### Data excerpts
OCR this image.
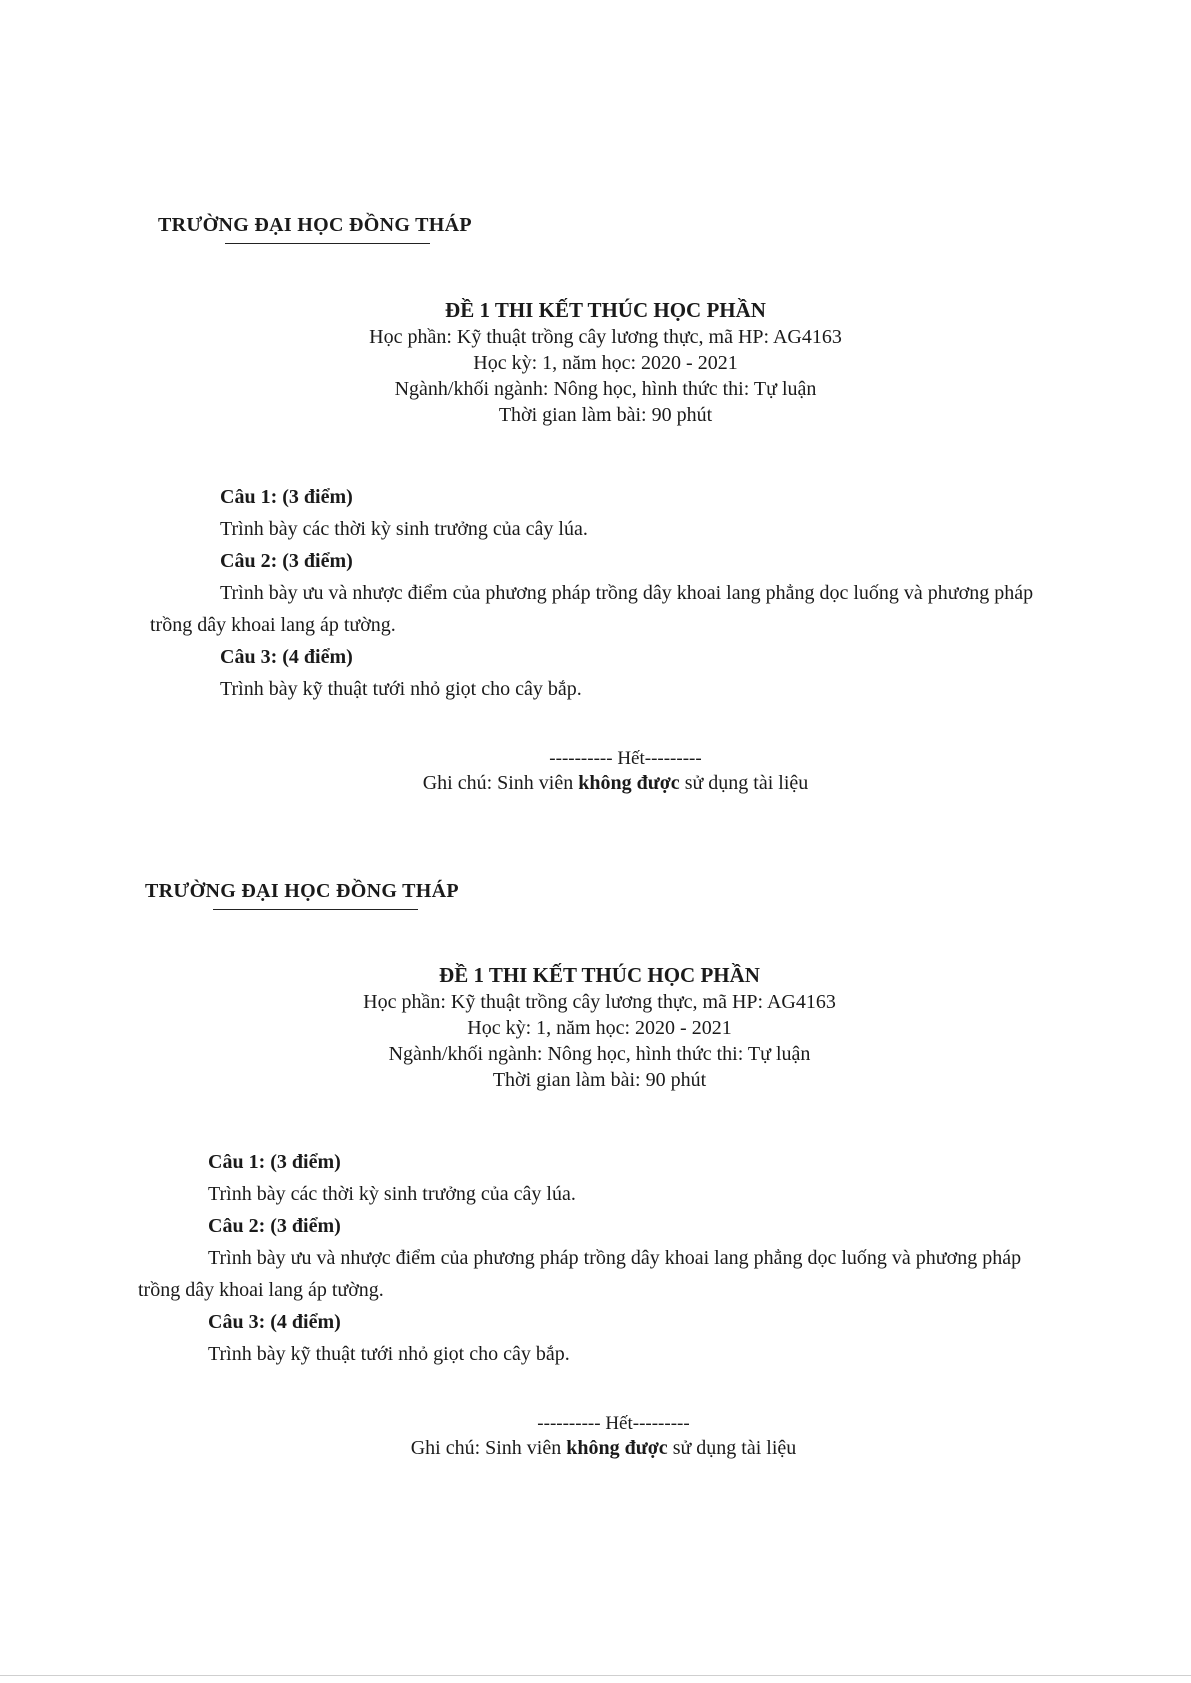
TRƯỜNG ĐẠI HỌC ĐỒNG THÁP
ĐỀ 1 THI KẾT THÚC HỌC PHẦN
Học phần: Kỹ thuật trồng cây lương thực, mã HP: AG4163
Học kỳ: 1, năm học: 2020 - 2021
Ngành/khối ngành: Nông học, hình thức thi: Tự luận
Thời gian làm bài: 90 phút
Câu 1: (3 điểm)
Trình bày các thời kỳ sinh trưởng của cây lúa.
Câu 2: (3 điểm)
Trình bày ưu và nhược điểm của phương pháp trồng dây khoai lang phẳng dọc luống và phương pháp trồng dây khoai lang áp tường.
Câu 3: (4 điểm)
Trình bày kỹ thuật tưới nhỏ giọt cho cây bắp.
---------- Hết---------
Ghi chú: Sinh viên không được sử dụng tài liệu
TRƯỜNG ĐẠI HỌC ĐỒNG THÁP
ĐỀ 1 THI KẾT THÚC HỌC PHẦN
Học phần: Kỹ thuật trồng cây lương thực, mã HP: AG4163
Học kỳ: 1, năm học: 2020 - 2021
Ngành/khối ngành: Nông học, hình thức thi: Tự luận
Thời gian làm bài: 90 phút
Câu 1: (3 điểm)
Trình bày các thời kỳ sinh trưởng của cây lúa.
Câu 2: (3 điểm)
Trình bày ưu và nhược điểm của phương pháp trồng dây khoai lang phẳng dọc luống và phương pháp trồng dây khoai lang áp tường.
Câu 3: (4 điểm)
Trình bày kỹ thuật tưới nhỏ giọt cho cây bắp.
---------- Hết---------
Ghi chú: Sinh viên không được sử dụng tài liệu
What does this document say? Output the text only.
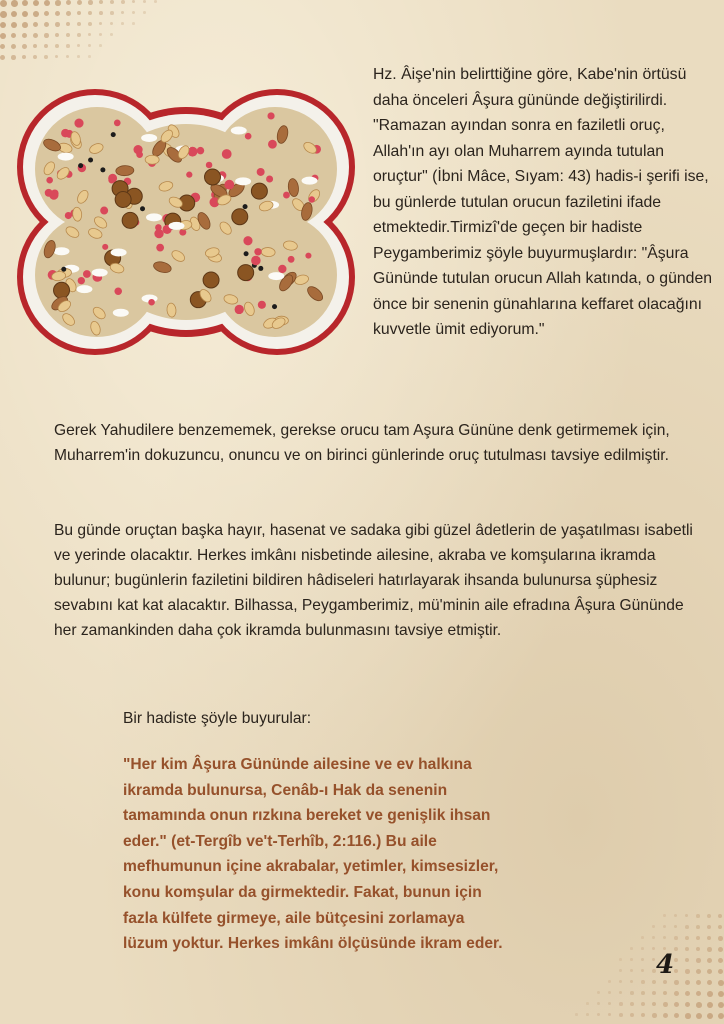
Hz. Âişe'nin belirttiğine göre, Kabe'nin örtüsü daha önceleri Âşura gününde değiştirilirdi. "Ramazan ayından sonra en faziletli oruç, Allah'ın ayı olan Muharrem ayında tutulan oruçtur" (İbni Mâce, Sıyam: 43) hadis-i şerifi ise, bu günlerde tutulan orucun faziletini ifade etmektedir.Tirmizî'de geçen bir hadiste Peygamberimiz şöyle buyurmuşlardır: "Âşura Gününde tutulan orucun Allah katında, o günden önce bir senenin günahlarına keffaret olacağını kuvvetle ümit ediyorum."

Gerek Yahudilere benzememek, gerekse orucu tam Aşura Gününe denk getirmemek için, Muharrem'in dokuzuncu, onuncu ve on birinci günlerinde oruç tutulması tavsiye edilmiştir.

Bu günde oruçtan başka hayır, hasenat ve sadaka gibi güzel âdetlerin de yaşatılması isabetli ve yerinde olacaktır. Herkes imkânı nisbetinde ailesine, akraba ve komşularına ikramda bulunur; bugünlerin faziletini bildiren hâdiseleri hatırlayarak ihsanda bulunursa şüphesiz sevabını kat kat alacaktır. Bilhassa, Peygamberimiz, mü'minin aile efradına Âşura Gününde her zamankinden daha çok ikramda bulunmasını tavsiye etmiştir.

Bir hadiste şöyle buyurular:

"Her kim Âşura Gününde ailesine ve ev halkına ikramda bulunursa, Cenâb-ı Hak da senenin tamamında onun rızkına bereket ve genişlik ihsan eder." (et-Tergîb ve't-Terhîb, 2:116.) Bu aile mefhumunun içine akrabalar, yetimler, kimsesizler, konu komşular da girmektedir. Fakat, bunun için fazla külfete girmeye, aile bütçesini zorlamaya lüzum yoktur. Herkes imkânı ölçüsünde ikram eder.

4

### EXERCISE PROMPT
Retype each entry precisely. Skip images entirely.

### FULL RESPONSE
OCR this image.
TRƯỜNG ĐẠI HỌC ĐỒNG THÁP
ĐỀ 1 THI KẾT THÚC HỌC PHẦN
Học phần: Kỹ thuật trồng cây lương thực, mã HP: AG4163
Học kỳ: 1, năm học: 2020 - 2021
Ngành/khối ngành: Nông học, hình thức thi: Tự luận
Thời gian làm bài: 90 phút
Câu 1: (3 điểm)
Trình bày các thời kỳ sinh trưởng của cây lúa.
Câu 2: (3 điểm)
Trình bày ưu và nhược điểm của phương pháp trồng dây khoai lang phẳng dọc luống và phương pháp trồng dây khoai lang áp tường.
Câu 3: (4 điểm)
Trình bày kỹ thuật tưới nhỏ giọt cho cây bắp.
---------- Hết---------
Ghi chú: Sinh viên không được sử dụng tài liệu
TRƯỜNG ĐẠI HỌC ĐỒNG THÁP
ĐỀ 1 THI KẾT THÚC HỌC PHẦN
Học phần: Kỹ thuật trồng cây lương thực, mã HP: AG4163
Học kỳ: 1, năm học: 2020 - 2021
Ngành/khối ngành: Nông học, hình thức thi: Tự luận
Thời gian làm bài: 90 phút
Câu 1: (3 điểm)
Trình bày các thời kỳ sinh trưởng của cây lúa.
Câu 2: (3 điểm)
Trình bày ưu và nhược điểm của phương pháp trồng dây khoai lang phẳng dọc luống và phương pháp trồng dây khoai lang áp tường.
Câu 3: (4 điểm)
Trình bày kỹ thuật tưới nhỏ giọt cho cây bắp.
---------- Hết---------
Ghi chú: Sinh viên không được sử dụng tài liệu
What does this document say? Output the text only.
Hz. Âişe'nin belirttiğine göre, Kabe'nin örtüsü daha önceleri Âşura gününde değiştirilirdi. "Ramazan ayından sonra en faziletli oruç, Allah'ın ayı olan Muharrem ayında tutulan oruçtur" (İbni Mâce, Sıyam: 43) hadis-i şerifi ise, bu günlerde tutulan orucun faziletini ifade etmektedir.Tirmizî'de geçen bir hadiste Peygamberimiz şöyle buyurmuşlardır: "Âşura Gününde tutulan orucun Allah katında, o günden önce bir senenin günahlarına keffaret olacağını kuvvetle ümit ediyorum."

Gerek Yahudilere benzememek, gerekse orucu tam Aşura Gününe denk getirmemek için, Muharrem'in dokuzuncu, onuncu ve on birinci günlerinde oruç tutulması tavsiye edilmiştir.

Bu günde oruçtan başka hayır, hasenat ve sadaka gibi güzel âdetlerin de yaşatılması isabetli ve yerinde olacaktır. Herkes imkânı nisbetinde ailesine, akraba ve komşularına ikramda bulunur; bugünlerin faziletini bildiren hâdiseleri hatırlayarak ihsanda bulunursa şüphesiz sevabını kat kat alacaktır. Bilhassa, Peygamberimiz, mü'minin aile efradına Âşura Gününde her zamankinden daha çok ikramda bulunmasını tavsiye etmiştir.

Bir hadiste şöyle buyurular:

"Her kim Âşura Gününde ailesine ve ev halkına ikramda bulunursa, Cenâb-ı Hak da senenin tamamında onun rızkına bereket ve genişlik ihsan eder." (et-Tergîb ve't-Terhîb, 2:116.) Bu aile mefhumunun içine akrabalar, yetimler, kimsesizler, konu komşular da girmektedir. Fakat, bunun için fazla külfete girmeye, aile bütçesini zorlamaya lüzum yoktur. Herkes imkânı ölçüsünde ikram eder.

4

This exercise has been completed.